> [Set exercise]:
All of the data below should be written out exactly.

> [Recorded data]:
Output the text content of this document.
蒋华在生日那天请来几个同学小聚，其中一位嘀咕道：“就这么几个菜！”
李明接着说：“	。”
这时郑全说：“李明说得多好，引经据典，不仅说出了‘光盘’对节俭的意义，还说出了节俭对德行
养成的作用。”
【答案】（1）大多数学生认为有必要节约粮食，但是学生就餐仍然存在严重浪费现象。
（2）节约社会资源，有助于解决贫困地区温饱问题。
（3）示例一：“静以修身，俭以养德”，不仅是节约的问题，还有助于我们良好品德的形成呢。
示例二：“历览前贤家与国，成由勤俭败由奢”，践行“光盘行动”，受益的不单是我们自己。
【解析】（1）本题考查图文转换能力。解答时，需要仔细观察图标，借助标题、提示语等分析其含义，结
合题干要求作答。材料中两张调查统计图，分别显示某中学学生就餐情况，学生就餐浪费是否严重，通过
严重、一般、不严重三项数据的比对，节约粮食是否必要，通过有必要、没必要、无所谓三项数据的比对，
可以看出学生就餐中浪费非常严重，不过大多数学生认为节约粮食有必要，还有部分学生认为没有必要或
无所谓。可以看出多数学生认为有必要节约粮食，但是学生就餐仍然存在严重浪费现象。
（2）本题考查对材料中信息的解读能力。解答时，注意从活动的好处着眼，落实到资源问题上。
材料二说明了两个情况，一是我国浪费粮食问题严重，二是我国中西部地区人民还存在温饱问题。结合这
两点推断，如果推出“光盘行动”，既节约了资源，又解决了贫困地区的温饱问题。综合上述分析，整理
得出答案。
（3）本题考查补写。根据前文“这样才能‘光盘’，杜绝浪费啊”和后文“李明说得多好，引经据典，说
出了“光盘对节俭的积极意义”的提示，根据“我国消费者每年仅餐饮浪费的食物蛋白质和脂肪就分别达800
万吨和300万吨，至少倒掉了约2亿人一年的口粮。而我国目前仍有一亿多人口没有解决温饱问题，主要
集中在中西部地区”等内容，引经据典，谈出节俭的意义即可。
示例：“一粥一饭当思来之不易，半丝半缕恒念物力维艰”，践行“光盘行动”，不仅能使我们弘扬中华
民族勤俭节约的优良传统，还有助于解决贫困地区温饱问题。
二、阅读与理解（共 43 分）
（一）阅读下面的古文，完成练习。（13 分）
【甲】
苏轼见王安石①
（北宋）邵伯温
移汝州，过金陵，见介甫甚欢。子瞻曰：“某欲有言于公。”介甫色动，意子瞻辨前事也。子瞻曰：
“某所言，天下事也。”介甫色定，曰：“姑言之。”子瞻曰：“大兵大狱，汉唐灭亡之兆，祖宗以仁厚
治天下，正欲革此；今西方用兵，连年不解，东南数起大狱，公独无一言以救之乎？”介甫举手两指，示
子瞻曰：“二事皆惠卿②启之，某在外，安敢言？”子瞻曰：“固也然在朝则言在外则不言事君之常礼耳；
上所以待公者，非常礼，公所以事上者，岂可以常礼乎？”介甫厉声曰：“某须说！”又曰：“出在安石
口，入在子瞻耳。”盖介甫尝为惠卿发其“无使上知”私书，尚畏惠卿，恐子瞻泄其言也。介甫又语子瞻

> [Output for this exercise]:
Output the text content of this document.
蒋华在生日那天请来几个同学小聚，其中一位嘀咕道：“就这么几个菜！”
李明接着说：“	。”
这时郑全说：“李明说得多好，引经据典，不仅说出了‘光盘’对节俭的意义，还说出了节俭对德行
养成的作用。”
【答案】（1）大多数学生认为有必要节约粮食，但是学生就餐仍然存在严重浪费现象。
（2）节约社会资源，有助于解决贫困地区温饱问题。
（3）示例一：“静以修身，俭以养德”，不仅是节约的问题，还有助于我们良好品德的形成呢。
示例二：“历览前贤家与国，成由勤俭败由奢”，践行“光盘行动”，受益的不单是我们自己。
【解析】（1）本题考查图文转换能力。解答时，需要仔细观察图标，借助标题、提示语等分析其含义，结
合题干要求作答。材料中两张调查统计图，分别显示某中学学生就餐情况，学生就餐浪费是否严重，通过
严重、一般、不严重三项数据的比对，节约粮食是否必要，通过有必要、没必要、无所谓三项数据的比对，
可以看出学生就餐中浪费非常严重，不过大多数学生认为节约粮食有必要，还有部分学生认为没有必要或
无所谓。可以看出多数学生认为有必要节约粮食，但是学生就餐仍然存在严重浪费现象。
（2）本题考查对材料中信息的解读能力。解答时，注意从活动的好处着眼，落实到资源问题上。
材料二说明了两个情况，一是我国浪费粮食问题严重，二是我国中西部地区人民还存在温饱问题。结合这
两点推断，如果推出“光盘行动”，既节约了资源，又解决了贫困地区的温饱问题。综合上述分析，整理
得出答案。
（3）本题考查补写。根据前文“这样才能‘光盘’，杜绝浪费啊”和后文“李明说得多好，引经据典，说
出了“光盘对节俭的积极意义”的提示，根据“我国消费者每年仅餐饮浪费的食物蛋白质和脂肪就分别达800
万吨和300万吨，至少倒掉了约2亿人一年的口粮。而我国目前仍有一亿多人口没有解决温饱问题，主要
集中在中西部地区”等内容，引经据典，谈出节俭的意义即可。
示例：“一粥一饭当思来之不易，半丝半缕恒念物力维艰”，践行“光盘行动”，不仅能使我们弘扬中华
民族勤俭节约的优良传统，还有助于解决贫困地区温饱问题。
二、阅读与理解（共 43 分）
（一）阅读下面的古文，完成练习。（13 分）
【甲】
苏轼见王安石①
（北宋）邵伯温
移汝州，过金陵，见介甫甚欢。子瞻曰：“某欲有言于公。”介甫色动，意子瞻辨前事也。子瞻曰：
“某所言，天下事也。”介甫色定，曰：“姑言之。”子瞻曰：“大兵大狱，汉唐灭亡之兆，祖宗以仁厚
治天下，正欲革此；今西方用兵，连年不解，东南数起大狱，公独无一言以救之乎？”介甫举手两指，示
子瞻曰：“二事皆惠卿②启之，某在外，安敢言？”子瞻曰：“固也然在朝则言在外则不言事君之常礼耳；
上所以待公者，非常礼，公所以事上者，岂可以常礼乎？”介甫厉声曰：“某须说！”又曰：“出在安石
口，入在子瞻耳。”盖介甫尝为惠卿发其“无使上知”私书，尚畏惠卿，恐子瞻泄其言也。介甫又语子瞻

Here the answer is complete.